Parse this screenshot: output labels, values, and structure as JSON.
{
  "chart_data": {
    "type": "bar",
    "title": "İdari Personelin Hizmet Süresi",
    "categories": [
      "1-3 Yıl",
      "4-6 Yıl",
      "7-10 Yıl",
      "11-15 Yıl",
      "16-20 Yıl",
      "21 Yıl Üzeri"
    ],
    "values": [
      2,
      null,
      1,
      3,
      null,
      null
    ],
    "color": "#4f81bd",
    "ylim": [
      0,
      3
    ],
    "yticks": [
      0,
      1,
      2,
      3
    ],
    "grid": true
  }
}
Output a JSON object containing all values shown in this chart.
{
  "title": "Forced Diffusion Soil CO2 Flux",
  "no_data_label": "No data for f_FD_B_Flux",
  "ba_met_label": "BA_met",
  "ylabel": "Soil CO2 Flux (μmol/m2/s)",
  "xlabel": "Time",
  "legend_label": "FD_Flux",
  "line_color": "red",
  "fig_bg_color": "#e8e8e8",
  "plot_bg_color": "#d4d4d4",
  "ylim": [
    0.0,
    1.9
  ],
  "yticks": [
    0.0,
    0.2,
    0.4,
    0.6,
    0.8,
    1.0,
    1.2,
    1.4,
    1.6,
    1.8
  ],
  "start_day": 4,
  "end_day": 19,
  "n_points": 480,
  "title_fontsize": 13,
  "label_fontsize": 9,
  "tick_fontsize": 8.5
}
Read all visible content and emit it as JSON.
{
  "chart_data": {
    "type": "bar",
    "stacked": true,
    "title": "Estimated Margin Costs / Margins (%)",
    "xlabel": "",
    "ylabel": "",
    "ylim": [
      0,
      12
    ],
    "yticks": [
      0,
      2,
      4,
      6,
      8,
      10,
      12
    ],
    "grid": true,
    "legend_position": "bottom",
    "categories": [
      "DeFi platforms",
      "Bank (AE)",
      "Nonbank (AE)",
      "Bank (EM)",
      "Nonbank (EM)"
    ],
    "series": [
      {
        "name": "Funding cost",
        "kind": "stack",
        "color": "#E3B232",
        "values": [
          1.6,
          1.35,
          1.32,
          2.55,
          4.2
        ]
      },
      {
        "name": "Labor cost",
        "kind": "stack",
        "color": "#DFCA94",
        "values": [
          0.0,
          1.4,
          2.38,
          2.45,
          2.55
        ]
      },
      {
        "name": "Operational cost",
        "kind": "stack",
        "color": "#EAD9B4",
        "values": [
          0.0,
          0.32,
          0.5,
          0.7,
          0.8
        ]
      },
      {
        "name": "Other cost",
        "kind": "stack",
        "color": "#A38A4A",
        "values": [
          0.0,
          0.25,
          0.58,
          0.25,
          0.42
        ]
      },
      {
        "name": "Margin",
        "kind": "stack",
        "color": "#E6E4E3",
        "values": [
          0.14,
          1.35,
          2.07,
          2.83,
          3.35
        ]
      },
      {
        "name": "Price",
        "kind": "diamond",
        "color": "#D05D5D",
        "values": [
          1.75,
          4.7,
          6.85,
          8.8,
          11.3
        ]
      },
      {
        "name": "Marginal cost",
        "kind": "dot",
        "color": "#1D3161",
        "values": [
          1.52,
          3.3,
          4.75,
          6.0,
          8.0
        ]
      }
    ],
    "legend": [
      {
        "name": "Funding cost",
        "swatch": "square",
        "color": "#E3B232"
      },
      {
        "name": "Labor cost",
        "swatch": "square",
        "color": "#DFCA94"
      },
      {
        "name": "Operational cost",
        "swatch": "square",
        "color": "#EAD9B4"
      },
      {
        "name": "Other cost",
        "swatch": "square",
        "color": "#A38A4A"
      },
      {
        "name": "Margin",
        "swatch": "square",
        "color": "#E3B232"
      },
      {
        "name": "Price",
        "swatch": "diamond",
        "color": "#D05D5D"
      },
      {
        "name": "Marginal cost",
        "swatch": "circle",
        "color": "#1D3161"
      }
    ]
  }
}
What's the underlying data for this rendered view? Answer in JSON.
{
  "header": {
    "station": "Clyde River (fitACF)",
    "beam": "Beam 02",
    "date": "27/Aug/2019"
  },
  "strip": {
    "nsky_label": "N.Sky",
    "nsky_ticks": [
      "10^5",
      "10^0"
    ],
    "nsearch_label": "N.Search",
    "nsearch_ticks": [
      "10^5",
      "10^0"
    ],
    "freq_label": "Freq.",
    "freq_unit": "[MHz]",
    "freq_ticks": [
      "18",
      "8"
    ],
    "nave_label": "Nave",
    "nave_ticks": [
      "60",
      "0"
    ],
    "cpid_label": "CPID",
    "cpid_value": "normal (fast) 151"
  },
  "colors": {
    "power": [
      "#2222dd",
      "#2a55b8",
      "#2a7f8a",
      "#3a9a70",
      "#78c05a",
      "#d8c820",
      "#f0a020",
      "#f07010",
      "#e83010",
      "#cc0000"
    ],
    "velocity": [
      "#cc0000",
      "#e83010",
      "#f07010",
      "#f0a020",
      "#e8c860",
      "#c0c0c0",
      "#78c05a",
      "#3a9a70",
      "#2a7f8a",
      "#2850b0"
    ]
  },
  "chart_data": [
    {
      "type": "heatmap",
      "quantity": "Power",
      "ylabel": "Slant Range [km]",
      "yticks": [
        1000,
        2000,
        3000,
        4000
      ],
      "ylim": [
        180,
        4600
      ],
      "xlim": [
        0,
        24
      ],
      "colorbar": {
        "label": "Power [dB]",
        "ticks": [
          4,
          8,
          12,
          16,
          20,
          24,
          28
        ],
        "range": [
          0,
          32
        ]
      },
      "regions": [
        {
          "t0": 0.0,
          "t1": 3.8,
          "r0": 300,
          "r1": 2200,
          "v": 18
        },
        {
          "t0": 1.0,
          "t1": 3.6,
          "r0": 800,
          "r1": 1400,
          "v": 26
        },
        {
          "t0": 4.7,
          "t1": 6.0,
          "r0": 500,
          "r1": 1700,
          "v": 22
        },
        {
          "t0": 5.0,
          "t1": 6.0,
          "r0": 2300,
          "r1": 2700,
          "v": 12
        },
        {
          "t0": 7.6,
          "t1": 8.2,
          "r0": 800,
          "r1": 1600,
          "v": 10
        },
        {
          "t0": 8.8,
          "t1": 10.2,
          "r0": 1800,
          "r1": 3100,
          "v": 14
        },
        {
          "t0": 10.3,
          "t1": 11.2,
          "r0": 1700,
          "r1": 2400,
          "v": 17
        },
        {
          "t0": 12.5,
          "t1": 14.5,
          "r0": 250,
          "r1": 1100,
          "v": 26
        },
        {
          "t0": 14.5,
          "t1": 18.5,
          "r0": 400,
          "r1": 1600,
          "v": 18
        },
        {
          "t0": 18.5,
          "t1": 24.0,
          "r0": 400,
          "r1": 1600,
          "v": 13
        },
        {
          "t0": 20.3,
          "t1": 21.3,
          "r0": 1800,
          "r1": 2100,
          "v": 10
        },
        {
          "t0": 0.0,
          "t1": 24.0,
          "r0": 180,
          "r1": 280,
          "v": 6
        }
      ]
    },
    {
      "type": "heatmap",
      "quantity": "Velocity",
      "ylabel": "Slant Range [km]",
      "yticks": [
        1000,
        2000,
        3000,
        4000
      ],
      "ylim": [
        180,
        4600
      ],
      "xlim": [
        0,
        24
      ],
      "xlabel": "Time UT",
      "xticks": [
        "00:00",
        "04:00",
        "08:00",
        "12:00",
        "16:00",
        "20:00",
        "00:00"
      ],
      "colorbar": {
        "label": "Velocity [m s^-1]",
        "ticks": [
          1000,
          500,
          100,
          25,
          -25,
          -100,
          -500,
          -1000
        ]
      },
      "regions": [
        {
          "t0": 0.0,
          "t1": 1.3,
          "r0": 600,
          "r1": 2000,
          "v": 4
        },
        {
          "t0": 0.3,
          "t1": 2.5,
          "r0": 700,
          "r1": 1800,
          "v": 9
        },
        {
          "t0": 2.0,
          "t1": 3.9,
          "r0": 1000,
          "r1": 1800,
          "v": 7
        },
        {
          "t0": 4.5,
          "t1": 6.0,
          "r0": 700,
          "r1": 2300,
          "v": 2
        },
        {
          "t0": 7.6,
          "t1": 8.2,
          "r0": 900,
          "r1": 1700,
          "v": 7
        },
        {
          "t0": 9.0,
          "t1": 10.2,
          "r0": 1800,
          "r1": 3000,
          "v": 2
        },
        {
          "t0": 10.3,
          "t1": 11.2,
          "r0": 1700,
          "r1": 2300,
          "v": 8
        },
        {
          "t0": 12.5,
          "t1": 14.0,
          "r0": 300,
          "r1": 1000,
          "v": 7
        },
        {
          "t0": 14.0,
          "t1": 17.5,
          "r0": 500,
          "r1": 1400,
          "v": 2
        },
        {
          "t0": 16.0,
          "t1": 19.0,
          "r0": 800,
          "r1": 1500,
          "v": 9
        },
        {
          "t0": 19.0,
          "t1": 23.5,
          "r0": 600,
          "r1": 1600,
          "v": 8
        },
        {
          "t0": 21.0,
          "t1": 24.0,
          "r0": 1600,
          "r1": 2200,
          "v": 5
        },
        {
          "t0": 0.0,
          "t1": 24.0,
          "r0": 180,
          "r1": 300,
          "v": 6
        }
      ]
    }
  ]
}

═══

## DIRECTION
Within the records, how many lines include "this"? The answer is the number and nothing else.

## SOLUTION
3